[Task] What follows is a listing. Return every line of it exactly.

• • • •

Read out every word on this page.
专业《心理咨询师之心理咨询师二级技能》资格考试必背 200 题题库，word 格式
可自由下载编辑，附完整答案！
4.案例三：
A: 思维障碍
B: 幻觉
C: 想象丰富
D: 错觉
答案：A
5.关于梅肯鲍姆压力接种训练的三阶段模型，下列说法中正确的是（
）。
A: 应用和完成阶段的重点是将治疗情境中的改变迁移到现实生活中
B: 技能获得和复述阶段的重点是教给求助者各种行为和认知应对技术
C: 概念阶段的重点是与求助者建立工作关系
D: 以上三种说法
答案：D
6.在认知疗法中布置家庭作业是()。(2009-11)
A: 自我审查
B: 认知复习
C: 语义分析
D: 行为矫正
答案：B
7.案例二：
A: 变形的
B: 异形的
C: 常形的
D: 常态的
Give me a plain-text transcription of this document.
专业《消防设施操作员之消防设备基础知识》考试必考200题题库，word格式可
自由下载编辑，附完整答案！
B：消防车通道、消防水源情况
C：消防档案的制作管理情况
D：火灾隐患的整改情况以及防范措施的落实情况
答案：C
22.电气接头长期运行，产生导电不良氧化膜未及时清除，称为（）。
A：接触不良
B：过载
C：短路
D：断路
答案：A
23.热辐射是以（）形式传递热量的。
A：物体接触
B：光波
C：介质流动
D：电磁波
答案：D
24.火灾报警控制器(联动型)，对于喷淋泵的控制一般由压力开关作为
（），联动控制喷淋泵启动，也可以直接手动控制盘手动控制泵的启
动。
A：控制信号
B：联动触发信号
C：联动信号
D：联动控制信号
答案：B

• • • •

[Response to the task]
Read out every word on this page.
专业《心理咨询师之心理咨询师二级技能》资格考试必背 200 题题库，word 格式
可自由下载编辑，附完整答案！
4.案例三：
A: 思维障碍
B: 幻觉
C: 想象丰富
D: 错觉
答案：A
5.关于梅肯鲍姆压力接种训练的三阶段模型，下列说法中正确的是（
）。
A: 应用和完成阶段的重点是将治疗情境中的改变迁移到现实生活中
B: 技能获得和复述阶段的重点是教给求助者各种行为和认知应对技术
C: 概念阶段的重点是与求助者建立工作关系
D: 以上三种说法
答案：D
6.在认知疗法中布置家庭作业是()。(2009-11)
A: 自我审查
B: 认知复习
C: 语义分析
D: 行为矫正
答案：B
7.案例二：
A: 变形的
B: 异形的
C: 常形的
D: 常态的
Give me a plain-text transcription of this document.
专业《消防设施操作员之消防设备基础知识》考试必考200题题库，word格式可
自由下载编辑，附完整答案！
B：消防车通道、消防水源情况
C：消防档案的制作管理情况
D：火灾隐患的整改情况以及防范措施的落实情况
答案：C
22.电气接头长期运行，产生导电不良氧化膜未及时清除，称为（）。
A：接触不良
B：过载
C：短路
D：断路
答案：A
23.热辐射是以（）形式传递热量的。
A：物体接触
B：光波
C：介质流动
D：电磁波
答案：D
24.火灾报警控制器(联动型)，对于喷淋泵的控制一般由压力开关作为
（），联动控制喷淋泵启动，也可以直接手动控制盘手动控制泵的启
动。
A：控制信号
B：联动触发信号
C：联动信号
D：联动控制信号
答案：B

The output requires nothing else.